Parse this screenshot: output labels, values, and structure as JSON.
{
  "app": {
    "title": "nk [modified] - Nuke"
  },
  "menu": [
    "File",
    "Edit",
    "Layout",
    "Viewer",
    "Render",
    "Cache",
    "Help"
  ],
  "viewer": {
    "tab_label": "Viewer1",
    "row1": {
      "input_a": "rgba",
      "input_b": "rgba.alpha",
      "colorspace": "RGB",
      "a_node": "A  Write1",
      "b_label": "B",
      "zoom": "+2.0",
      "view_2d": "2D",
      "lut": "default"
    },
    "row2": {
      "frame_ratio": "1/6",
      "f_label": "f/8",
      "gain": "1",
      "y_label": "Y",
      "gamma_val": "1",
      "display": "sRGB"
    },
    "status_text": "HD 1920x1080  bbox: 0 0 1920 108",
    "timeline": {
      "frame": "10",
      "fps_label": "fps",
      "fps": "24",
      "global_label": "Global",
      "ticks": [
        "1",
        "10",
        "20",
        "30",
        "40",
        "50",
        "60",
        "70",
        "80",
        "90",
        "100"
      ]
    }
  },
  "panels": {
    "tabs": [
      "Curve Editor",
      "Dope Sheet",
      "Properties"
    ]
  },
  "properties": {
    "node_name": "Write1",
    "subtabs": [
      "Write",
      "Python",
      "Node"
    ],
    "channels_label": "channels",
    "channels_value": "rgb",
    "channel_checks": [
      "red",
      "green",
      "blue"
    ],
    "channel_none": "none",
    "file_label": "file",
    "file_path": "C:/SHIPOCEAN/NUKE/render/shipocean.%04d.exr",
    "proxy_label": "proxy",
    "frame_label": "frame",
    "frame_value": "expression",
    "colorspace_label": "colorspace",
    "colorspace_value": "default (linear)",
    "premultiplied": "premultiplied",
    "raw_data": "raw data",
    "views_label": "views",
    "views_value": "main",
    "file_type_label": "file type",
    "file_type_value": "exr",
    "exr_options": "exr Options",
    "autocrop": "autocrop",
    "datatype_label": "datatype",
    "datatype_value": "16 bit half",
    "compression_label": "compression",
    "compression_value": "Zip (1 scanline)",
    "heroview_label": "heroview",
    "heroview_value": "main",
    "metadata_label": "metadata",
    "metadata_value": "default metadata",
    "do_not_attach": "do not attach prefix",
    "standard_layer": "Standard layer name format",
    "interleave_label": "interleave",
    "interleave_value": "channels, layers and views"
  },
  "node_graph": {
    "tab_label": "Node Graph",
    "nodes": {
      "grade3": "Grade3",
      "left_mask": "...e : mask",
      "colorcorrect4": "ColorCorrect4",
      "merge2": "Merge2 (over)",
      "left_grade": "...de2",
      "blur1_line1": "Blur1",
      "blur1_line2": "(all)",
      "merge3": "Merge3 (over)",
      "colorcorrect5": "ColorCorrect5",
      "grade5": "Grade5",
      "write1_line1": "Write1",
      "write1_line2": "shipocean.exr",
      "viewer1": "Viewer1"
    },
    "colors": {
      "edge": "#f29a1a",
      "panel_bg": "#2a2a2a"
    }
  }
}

================

> **Given task**:
Output an exact copy of each record.

> **The output**:
Parse this screenshot: output labels, values, and structure as JSON.
{
  "app": {
    "title": "nk [modified] - Nuke"
  },
  "menu": [
    "File",
    "Edit",
    "Layout",
    "Viewer",
    "Render",
    "Cache",
    "Help"
  ],
  "viewer": {
    "tab_label": "Viewer1",
    "row1": {
      "input_a": "rgba",
      "input_b": "rgba.alpha",
      "colorspace": "RGB",
      "a_node": "A  Write1",
      "b_label": "B",
      "zoom": "+2.0",
      "view_2d": "2D",
      "lut": "default"
    },
    "row2": {
      "frame_ratio": "1/6",
      "f_label": "f/8",
      "gain": "1",
      "y_label": "Y",
      "gamma_val": "1",
      "display": "sRGB"
    },
    "status_text": "HD 1920x1080  bbox: 0 0 1920 108",
    "timeline": {
      "frame": "10",
      "fps_label": "fps",
      "fps": "24",
      "global_label": "Global",
      "ticks": [
        "1",
        "10",
        "20",
        "30",
        "40",
        "50",
        "60",
        "70",
        "80",
        "90",
        "100"
      ]
    }
  },
  "panels": {
    "tabs": [
      "Curve Editor",
      "Dope Sheet",
      "Properties"
    ]
  },
  "properties": {
    "node_name": "Write1",
    "subtabs": [
      "Write",
      "Python",
      "Node"
    ],
    "channels_label": "channels",
    "channels_value": "rgb",
    "channel_checks": [
      "red",
      "green",
      "blue"
    ],
    "channel_none": "none",
    "file_label": "file",
    "file_path": "C:/SHIPOCEAN/NUKE/render/shipocean.%04d.exr",
    "proxy_label": "proxy",
    "frame_label": "frame",
    "frame_value": "expression",
    "colorspace_label": "colorspace",
    "colorspace_value": "default (linear)",
    "premultiplied": "premultiplied",
    "raw_data": "raw data",
    "views_label": "views",
    "views_value": "main",
    "file_type_label": "file type",
    "file_type_value": "exr",
    "exr_options": "exr Options",
    "autocrop": "autocrop",
    "datatype_label": "datatype",
    "datatype_value": "16 bit half",
    "compression_label": "compression",
    "compression_value": "Zip (1 scanline)",
    "heroview_label": "heroview",
    "heroview_value": "main",
    "metadata_label": "metadata",
    "metadata_value": "default metadata",
    "do_not_attach": "do not attach prefix",
    "standard_layer": "Standard layer name format",
    "interleave_label": "interleave",
    "interleave_value": "channels, layers and views"
  },
  "node_graph": {
    "tab_label": "Node Graph",
    "nodes": {
      "grade3": "Grade3",
      "left_mask": "...e : mask",
      "colorcorrect4": "ColorCorrect4",
      "merge2": "Merge2 (over)",
      "left_grade": "...de2",
      "blur1_line1": "Blur1",
      "blur1_line2": "(all)",
      "merge3": "Merge3 (over)",
      "colorcorrect5": "ColorCorrect5",
      "grade5": "Grade5",
      "write1_line1": "Write1",
      "write1_line2": "shipocean.exr",
      "viewer1": "Viewer1"
    },
    "colors": {
      "edge": "#f29a1a",
      "panel_bg": "#2a2a2a"
    }
  }
}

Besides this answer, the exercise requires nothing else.